▸ What to do
Pull out every line of the listing below where "nssctf" appears.

▸ Given data
========================================

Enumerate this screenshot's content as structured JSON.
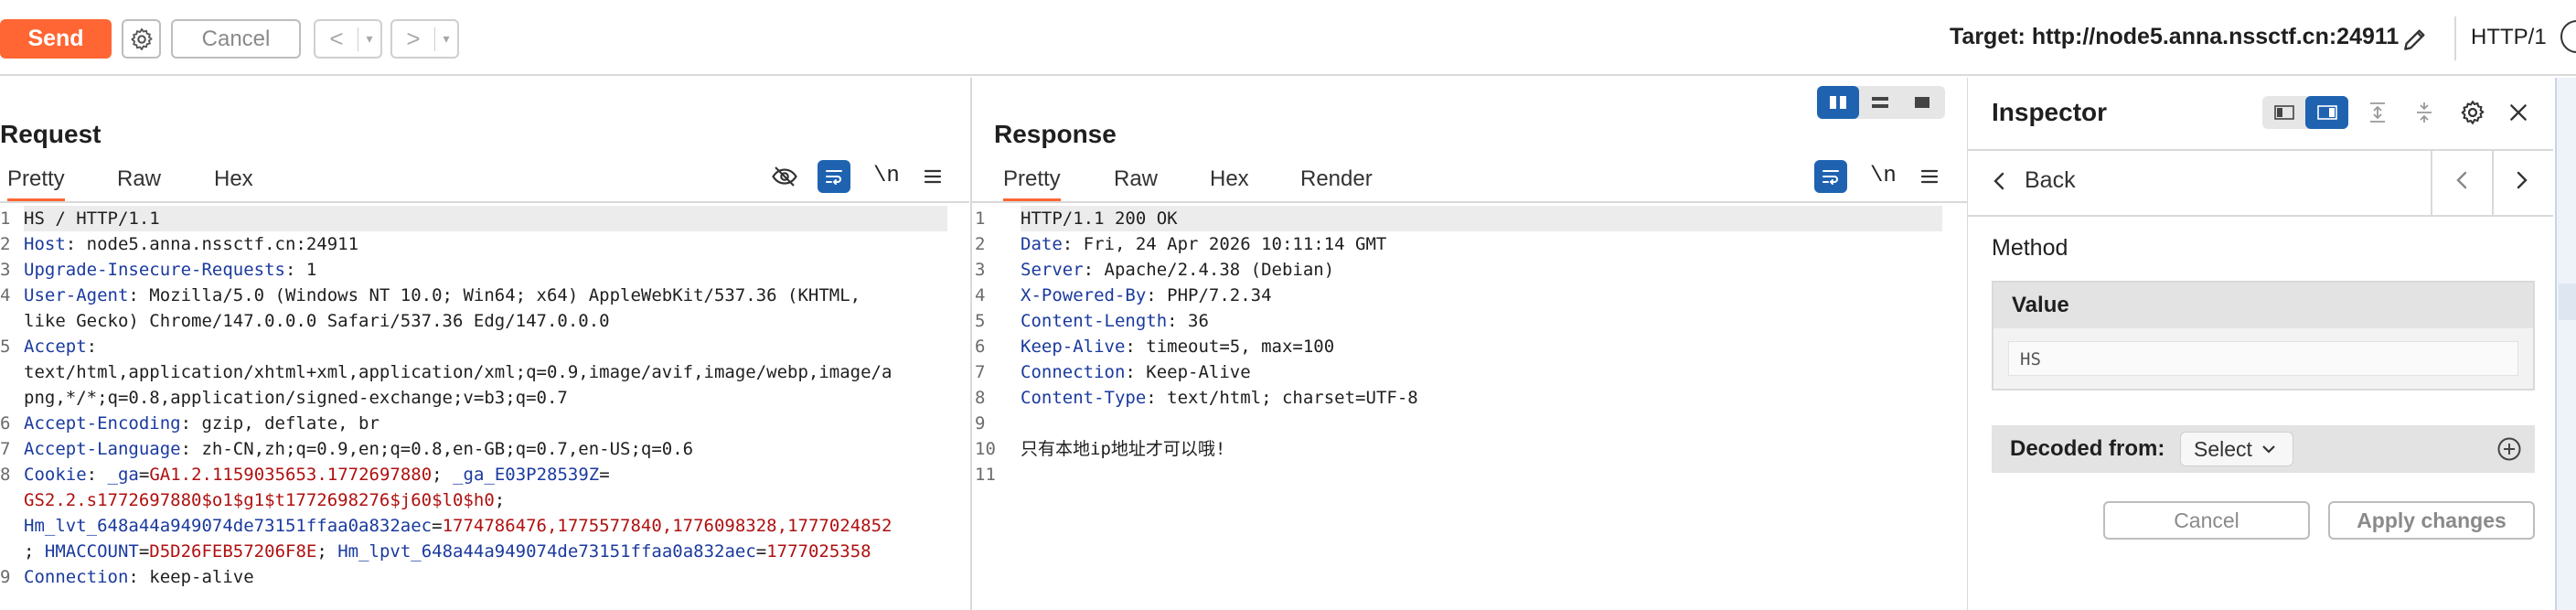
{
  "toolbar": {
    "send_label": "Send",
    "cancel_label": "Cancel",
    "back_arrow": "<",
    "forward_arrow": ">",
    "dropdown_glyph": "▾",
    "target_label": "Target: http://node5.anna.nssctf.cn:24911",
    "http_version": "HTTP/1"
  },
  "request": {
    "title": "Request",
    "tabs": [
      "Pretty",
      "Raw",
      "Hex"
    ],
    "active_tab": "Pretty",
    "newline_toggle": "\\n",
    "lines": [
      {
        "n": "1",
        "parts": [
          {
            "t": "HS / HTTP/1.1",
            "c": "plain"
          }
        ],
        "highlight": true
      },
      {
        "n": "2",
        "parts": [
          {
            "t": "Host",
            "c": "hname"
          },
          {
            "t": ": node5.anna.nssctf.cn:24911",
            "c": "plain"
          }
        ]
      },
      {
        "n": "3",
        "parts": [
          {
            "t": "Upgrade-Insecure-Requests",
            "c": "hname"
          },
          {
            "t": ": 1",
            "c": "plain"
          }
        ]
      },
      {
        "n": "4",
        "parts": [
          {
            "t": "User-Agent",
            "c": "hname"
          },
          {
            "t": ": Mozilla/5.0 (Windows NT 10.0; Win64; x64) AppleWebKit/537.36 (KHTML,",
            "c": "plain"
          }
        ]
      },
      {
        "n": "",
        "parts": [
          {
            "t": "like Gecko) Chrome/147.0.0.0 Safari/537.36 Edg/147.0.0.0",
            "c": "plain"
          }
        ]
      },
      {
        "n": "5",
        "parts": [
          {
            "t": "Accept",
            "c": "hname"
          },
          {
            "t": ":",
            "c": "plain"
          }
        ]
      },
      {
        "n": "",
        "parts": [
          {
            "t": "text/html,application/xhtml+xml,application/xml;q=0.9,image/avif,image/webp,image/a",
            "c": "plain"
          }
        ]
      },
      {
        "n": "",
        "parts": [
          {
            "t": "png,*/*;q=0.8,application/signed-exchange;v=b3;q=0.7",
            "c": "plain"
          }
        ]
      },
      {
        "n": "6",
        "parts": [
          {
            "t": "Accept-Encoding",
            "c": "hname"
          },
          {
            "t": ": gzip, deflate, br",
            "c": "plain"
          }
        ]
      },
      {
        "n": "7",
        "parts": [
          {
            "t": "Accept-Language",
            "c": "hname"
          },
          {
            "t": ": zh-CN,zh;q=0.9,en;q=0.8,en-GB;q=0.7,en-US;q=0.6",
            "c": "plain"
          }
        ]
      },
      {
        "n": "8",
        "parts": [
          {
            "t": "Cookie",
            "c": "hname"
          },
          {
            "t": ": ",
            "c": "plain"
          },
          {
            "t": "_ga",
            "c": "cname"
          },
          {
            "t": "=",
            "c": "plain"
          },
          {
            "t": "GA1.2.1159035653.1772697880",
            "c": "cval"
          },
          {
            "t": "; ",
            "c": "plain"
          },
          {
            "t": "_ga_E03P28539Z",
            "c": "cname"
          },
          {
            "t": "=",
            "c": "plain"
          }
        ]
      },
      {
        "n": "",
        "parts": [
          {
            "t": "GS2.2.s1772697880$o1$g1$t1772698276$j60$l0$h0",
            "c": "cval"
          },
          {
            "t": ";",
            "c": "plain"
          }
        ]
      },
      {
        "n": "",
        "parts": [
          {
            "t": "Hm_lvt_648a44a949074de73151ffaa0a832aec",
            "c": "cname"
          },
          {
            "t": "=",
            "c": "plain"
          },
          {
            "t": "1774786476,1775577840,1776098328,1777024852",
            "c": "cval"
          }
        ]
      },
      {
        "n": "",
        "parts": [
          {
            "t": "; ",
            "c": "plain"
          },
          {
            "t": "HMACCOUNT",
            "c": "cname"
          },
          {
            "t": "=",
            "c": "plain"
          },
          {
            "t": "D5D26FEB57206F8E",
            "c": "cval"
          },
          {
            "t": "; ",
            "c": "plain"
          },
          {
            "t": "Hm_lpvt_648a44a949074de73151ffaa0a832aec",
            "c": "cname"
          },
          {
            "t": "=",
            "c": "plain"
          },
          {
            "t": "1777025358",
            "c": "cval"
          }
        ]
      },
      {
        "n": "9",
        "parts": [
          {
            "t": "Connection",
            "c": "hname"
          },
          {
            "t": ": keep-alive",
            "c": "plain"
          }
        ]
      }
    ]
  },
  "response": {
    "title": "Response",
    "tabs": [
      "Pretty",
      "Raw",
      "Hex",
      "Render"
    ],
    "active_tab": "Pretty",
    "newline_toggle": "\\n",
    "lines": [
      {
        "n": "1",
        "parts": [
          {
            "t": "HTTP/1.1 200 OK",
            "c": "plain"
          }
        ],
        "highlight": true
      },
      {
        "n": "2",
        "parts": [
          {
            "t": "Date",
            "c": "hname"
          },
          {
            "t": ": Fri, 24 Apr 2026 10:11:14 GMT",
            "c": "plain"
          }
        ]
      },
      {
        "n": "3",
        "parts": [
          {
            "t": "Server",
            "c": "hname"
          },
          {
            "t": ": Apache/2.4.38 (Debian)",
            "c": "plain"
          }
        ]
      },
      {
        "n": "4",
        "parts": [
          {
            "t": "X-Powered-By",
            "c": "hname"
          },
          {
            "t": ": PHP/7.2.34",
            "c": "plain"
          }
        ]
      },
      {
        "n": "5",
        "parts": [
          {
            "t": "Content-Length",
            "c": "hname"
          },
          {
            "t": ": 36",
            "c": "plain"
          }
        ]
      },
      {
        "n": "6",
        "parts": [
          {
            "t": "Keep-Alive",
            "c": "hname"
          },
          {
            "t": ": timeout=5, max=100",
            "c": "plain"
          }
        ]
      },
      {
        "n": "7",
        "parts": [
          {
            "t": "Connection",
            "c": "hname"
          },
          {
            "t": ": Keep-Alive",
            "c": "plain"
          }
        ]
      },
      {
        "n": "8",
        "parts": [
          {
            "t": "Content-Type",
            "c": "hname"
          },
          {
            "t": ": text/html; charset=UTF-8",
            "c": "plain"
          }
        ]
      },
      {
        "n": "9",
        "parts": [
          {
            "t": "",
            "c": "plain"
          }
        ]
      },
      {
        "n": "10",
        "parts": [
          {
            "t": "只有本地ip地址才可以哦!",
            "c": "plain"
          }
        ]
      },
      {
        "n": "11",
        "parts": [
          {
            "t": "",
            "c": "plain"
          }
        ]
      }
    ]
  },
  "inspector": {
    "title": "Inspector",
    "back_label": "Back",
    "method_label": "Method",
    "value_header": "Value",
    "value": "HS",
    "decoded_label": "Decoded from:",
    "decoded_select": "Select",
    "cancel_label": "Cancel",
    "apply_label": "Apply changes"
  },
  "colors": {
    "accent": "#ff6633",
    "toggle_blue": "#1f63b0",
    "header_name": "#1a3a9e",
    "cookie_value": "#b01010"
  }
}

========================================

▸ Full solution
    "target_label": "Target: http://node5.anna.nssctf.cn:24911",
            "t": ": node5.anna.nssctf.cn:24911",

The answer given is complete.